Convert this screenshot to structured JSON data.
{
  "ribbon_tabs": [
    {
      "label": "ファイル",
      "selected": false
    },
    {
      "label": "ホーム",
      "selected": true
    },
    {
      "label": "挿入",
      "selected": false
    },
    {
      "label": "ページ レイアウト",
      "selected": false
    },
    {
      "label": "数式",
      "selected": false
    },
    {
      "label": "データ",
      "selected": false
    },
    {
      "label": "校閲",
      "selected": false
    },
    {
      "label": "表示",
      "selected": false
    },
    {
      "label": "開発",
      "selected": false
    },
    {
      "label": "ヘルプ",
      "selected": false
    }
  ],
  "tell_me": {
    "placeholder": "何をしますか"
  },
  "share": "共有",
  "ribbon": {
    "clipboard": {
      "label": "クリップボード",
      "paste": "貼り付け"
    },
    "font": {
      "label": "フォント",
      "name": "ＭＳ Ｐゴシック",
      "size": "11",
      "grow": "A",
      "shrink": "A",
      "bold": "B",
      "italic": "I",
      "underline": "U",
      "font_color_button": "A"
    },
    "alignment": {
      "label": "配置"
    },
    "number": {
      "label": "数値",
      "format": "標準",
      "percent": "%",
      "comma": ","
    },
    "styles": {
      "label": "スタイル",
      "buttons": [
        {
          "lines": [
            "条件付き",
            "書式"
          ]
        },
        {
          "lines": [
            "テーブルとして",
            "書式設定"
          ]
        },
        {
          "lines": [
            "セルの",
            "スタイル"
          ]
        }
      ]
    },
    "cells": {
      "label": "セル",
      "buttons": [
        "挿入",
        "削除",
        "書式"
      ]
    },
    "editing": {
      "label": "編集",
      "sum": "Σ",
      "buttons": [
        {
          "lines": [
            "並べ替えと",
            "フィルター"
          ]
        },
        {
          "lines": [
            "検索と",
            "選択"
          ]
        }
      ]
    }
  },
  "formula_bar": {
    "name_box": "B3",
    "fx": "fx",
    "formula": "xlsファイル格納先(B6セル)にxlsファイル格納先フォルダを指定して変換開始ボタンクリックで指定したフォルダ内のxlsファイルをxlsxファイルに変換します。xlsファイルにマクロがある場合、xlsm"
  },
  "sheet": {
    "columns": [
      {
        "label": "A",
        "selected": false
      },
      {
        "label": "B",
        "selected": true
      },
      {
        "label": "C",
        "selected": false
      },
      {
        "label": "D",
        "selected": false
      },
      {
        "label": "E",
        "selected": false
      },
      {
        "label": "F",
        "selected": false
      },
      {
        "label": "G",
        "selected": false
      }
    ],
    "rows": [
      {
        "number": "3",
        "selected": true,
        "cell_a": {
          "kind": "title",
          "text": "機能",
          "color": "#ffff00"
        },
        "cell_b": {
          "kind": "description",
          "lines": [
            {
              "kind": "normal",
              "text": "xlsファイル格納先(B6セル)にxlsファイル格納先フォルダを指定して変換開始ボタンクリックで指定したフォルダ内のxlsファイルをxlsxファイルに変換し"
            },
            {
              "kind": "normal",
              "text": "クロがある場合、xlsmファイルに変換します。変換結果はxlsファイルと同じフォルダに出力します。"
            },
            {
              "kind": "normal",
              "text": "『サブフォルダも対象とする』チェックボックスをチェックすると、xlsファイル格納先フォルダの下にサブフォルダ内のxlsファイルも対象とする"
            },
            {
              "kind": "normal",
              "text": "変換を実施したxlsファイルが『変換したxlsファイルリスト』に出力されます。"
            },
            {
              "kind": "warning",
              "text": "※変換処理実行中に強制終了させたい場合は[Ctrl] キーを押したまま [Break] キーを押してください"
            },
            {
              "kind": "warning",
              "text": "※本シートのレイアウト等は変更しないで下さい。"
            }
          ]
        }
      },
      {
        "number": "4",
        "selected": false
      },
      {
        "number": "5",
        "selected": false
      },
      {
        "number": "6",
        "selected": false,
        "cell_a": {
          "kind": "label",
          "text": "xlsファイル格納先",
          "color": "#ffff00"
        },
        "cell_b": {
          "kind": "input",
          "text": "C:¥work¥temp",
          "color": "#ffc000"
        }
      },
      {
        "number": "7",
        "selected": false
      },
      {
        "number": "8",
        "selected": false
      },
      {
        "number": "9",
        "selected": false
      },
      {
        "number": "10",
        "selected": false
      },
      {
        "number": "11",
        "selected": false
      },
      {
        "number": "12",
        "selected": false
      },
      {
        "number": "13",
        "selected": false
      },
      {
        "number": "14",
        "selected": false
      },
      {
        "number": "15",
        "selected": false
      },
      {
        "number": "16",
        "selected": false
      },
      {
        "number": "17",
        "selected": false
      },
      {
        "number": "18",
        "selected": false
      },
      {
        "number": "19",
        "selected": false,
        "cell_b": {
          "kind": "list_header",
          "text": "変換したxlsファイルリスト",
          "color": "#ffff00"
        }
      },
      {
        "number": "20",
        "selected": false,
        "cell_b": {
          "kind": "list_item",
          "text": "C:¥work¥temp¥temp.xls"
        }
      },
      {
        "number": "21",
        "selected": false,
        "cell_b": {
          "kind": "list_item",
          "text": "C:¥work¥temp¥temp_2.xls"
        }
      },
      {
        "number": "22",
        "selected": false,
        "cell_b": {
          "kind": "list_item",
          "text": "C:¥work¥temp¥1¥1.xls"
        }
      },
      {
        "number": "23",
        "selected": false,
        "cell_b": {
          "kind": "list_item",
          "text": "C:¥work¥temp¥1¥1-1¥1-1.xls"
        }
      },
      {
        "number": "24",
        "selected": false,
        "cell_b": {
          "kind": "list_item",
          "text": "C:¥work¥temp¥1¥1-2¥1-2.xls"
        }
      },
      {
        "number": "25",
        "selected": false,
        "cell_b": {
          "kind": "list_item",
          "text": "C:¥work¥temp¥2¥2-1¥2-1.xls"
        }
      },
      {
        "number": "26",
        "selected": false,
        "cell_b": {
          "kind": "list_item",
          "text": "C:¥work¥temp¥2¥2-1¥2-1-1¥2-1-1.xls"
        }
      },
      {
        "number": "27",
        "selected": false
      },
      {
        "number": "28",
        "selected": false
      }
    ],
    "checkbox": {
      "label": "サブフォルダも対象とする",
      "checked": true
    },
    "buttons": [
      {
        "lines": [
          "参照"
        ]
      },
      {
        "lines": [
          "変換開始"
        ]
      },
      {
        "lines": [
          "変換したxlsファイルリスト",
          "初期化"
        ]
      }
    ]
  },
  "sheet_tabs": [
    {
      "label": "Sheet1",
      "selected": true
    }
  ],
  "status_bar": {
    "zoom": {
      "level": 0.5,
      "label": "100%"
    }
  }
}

------------

> What is required:
Every entry should be printed again exactly as written.

> Exercise output:
Convert this screenshot to structured JSON data.
{
  "ribbon_tabs": [
    {
      "label": "ファイル",
      "selected": false
    },
    {
      "label": "ホーム",
      "selected": true
    },
    {
      "label": "挿入",
      "selected": false
    },
    {
      "label": "ページ レイアウト",
      "selected": false
    },
    {
      "label": "数式",
      "selected": false
    },
    {
      "label": "データ",
      "selected": false
    },
    {
      "label": "校閲",
      "selected": false
    },
    {
      "label": "表示",
      "selected": false
    },
    {
      "label": "開発",
      "selected": false
    },
    {
      "label": "ヘルプ",
      "selected": false
    }
  ],
  "tell_me": {
    "placeholder": "何をしますか"
  },
  "share": "共有",
  "ribbon": {
    "clipboard": {
      "label": "クリップボード",
      "paste": "貼り付け"
    },
    "font": {
      "label": "フォント",
      "name": "ＭＳ Ｐゴシック",
      "size": "11",
      "grow": "A",
      "shrink": "A",
      "bold": "B",
      "italic": "I",
      "underline": "U",
      "font_color_button": "A"
    },
    "alignment": {
      "label": "配置"
    },
    "number": {
      "label": "数値",
      "format": "標準",
      "percent": "%",
      "comma": ","
    },
    "styles": {
      "label": "スタイル",
      "buttons": [
        {
          "lines": [
            "条件付き",
            "書式"
          ]
        },
        {
          "lines": [
            "テーブルとして",
            "書式設定"
          ]
        },
        {
          "lines": [
            "セルの",
            "スタイル"
          ]
        }
      ]
    },
    "cells": {
      "label": "セル",
      "buttons": [
        "挿入",
        "削除",
        "書式"
      ]
    },
    "editing": {
      "label": "編集",
      "sum": "Σ",
      "buttons": [
        {
          "lines": [
            "並べ替えと",
            "フィルター"
          ]
        },
        {
          "lines": [
            "検索と",
            "選択"
          ]
        }
      ]
    }
  },
  "formula_bar": {
    "name_box": "B3",
    "fx": "fx",
    "formula": "xlsファイル格納先(B6セル)にxlsファイル格納先フォルダを指定して変換開始ボタンクリックで指定したフォルダ内のxlsファイルをxlsxファイルに変換します。xlsファイルにマクロがある場合、xlsm"
  },
  "sheet": {
    "columns": [
      {
        "label": "A",
        "selected": false
      },
      {
        "label": "B",
        "selected": true
      },
      {
        "label": "C",
        "selected": false
      },
      {
        "label": "D",
        "selected": false
      },
      {
        "label": "E",
        "selected": false
      },
      {
        "label": "F",
        "selected": false
      },
      {
        "label": "G",
        "selected": false
      }
    ],
    "rows": [
      {
        "number": "3",
        "selected": true,
        "cell_a": {
          "kind": "title",
          "text": "機能",
          "color": "#ffff00"
        },
        "cell_b": {
          "kind": "description",
          "lines": [
            {
              "kind": "normal",
              "text": "xlsファイル格納先(B6セル)にxlsファイル格納先フォルダを指定して変換開始ボタンクリックで指定したフォルダ内のxlsファイルをxlsxファイルに変換し"
            },
            {
              "kind": "normal",
              "text": "クロがある場合、xlsmファイルに変換します。変換結果はxlsファイルと同じフォルダに出力します。"
            },
            {
              "kind": "normal",
              "text": "『サブフォルダも対象とする』チェックボックスをチェックすると、xlsファイル格納先フォルダの下にサブフォルダ内のxlsファイルも対象とする"
            },
            {
              "kind": "normal",
              "text": "変換を実施したxlsファイルが『変換したxlsファイルリスト』に出力されます。"
            },
            {
              "kind": "warning",
              "text": "※変換処理実行中に強制終了させたい場合は[Ctrl] キーを押したまま [Break] キーを押してください"
            },
            {
              "kind": "warning",
              "text": "※本シートのレイアウト等は変更しないで下さい。"
            }
          ]
        }
      },
      {
        "number": "4",
        "selected": false
      },
      {
        "number": "5",
        "selected": false
      },
      {
        "number": "6",
        "selected": false,
        "cell_a": {
          "kind": "label",
          "text": "xlsファイル格納先",
          "color": "#ffff00"
        },
        "cell_b": {
          "kind": "input",
          "text": "C:¥work¥temp",
          "color": "#ffc000"
        }
      },
      {
        "number": "7",
        "selected": false
      },
      {
        "number": "8",
        "selected": false
      },
      {
        "number": "9",
        "selected": false
      },
      {
        "number": "10",
        "selected": false
      },
      {
        "number": "11",
        "selected": false
      },
      {
        "number": "12",
        "selected": false
      },
      {
        "number": "13",
        "selected": false
      },
      {
        "number": "14",
        "selected": false
      },
      {
        "number": "15",
        "selected": false
      },
      {
        "number": "16",
        "selected": false
      },
      {
        "number": "17",
        "selected": false
      },
      {
        "number": "18",
        "selected": false
      },
      {
        "number": "19",
        "selected": false,
        "cell_b": {
          "kind": "list_header",
          "text": "変換したxlsファイルリスト",
          "color": "#ffff00"
        }
      },
      {
        "number": "20",
        "selected": false,
        "cell_b": {
          "kind": "list_item",
          "text": "C:¥work¥temp¥temp.xls"
        }
      },
      {
        "number": "21",
        "selected": false,
        "cell_b": {
          "kind": "list_item",
          "text": "C:¥work¥temp¥temp_2.xls"
        }
      },
      {
        "number": "22",
        "selected": false,
        "cell_b": {
          "kind": "list_item",
          "text": "C:¥work¥temp¥1¥1.xls"
        }
      },
      {
        "number": "23",
        "selected": false,
        "cell_b": {
          "kind": "list_item",
          "text": "C:¥work¥temp¥1¥1-1¥1-1.xls"
        }
      },
      {
        "number": "24",
        "selected": false,
        "cell_b": {
          "kind": "list_item",
          "text": "C:¥work¥temp¥1¥1-2¥1-2.xls"
        }
      },
      {
        "number": "25",
        "selected": false,
        "cell_b": {
          "kind": "list_item",
          "text": "C:¥work¥temp¥2¥2-1¥2-1.xls"
        }
      },
      {
        "number": "26",
        "selected": false,
        "cell_b": {
          "kind": "list_item",
          "text": "C:¥work¥temp¥2¥2-1¥2-1-1¥2-1-1.xls"
        }
      },
      {
        "number": "27",
        "selected": false
      },
      {
        "number": "28",
        "selected": false
      }
    ],
    "checkbox": {
      "label": "サブフォルダも対象とする",
      "checked": true
    },
    "buttons": [
      {
        "lines": [
          "参照"
        ]
      },
      {
        "lines": [
          "変換開始"
        ]
      },
      {
        "lines": [
          "変換したxlsファイルリスト",
          "初期化"
        ]
      }
    ]
  },
  "sheet_tabs": [
    {
      "label": "Sheet1",
      "selected": true
    }
  ],
  "status_bar": {
    "zoom": {
      "level": 0.5,
      "label": "100%"
    }
  }
}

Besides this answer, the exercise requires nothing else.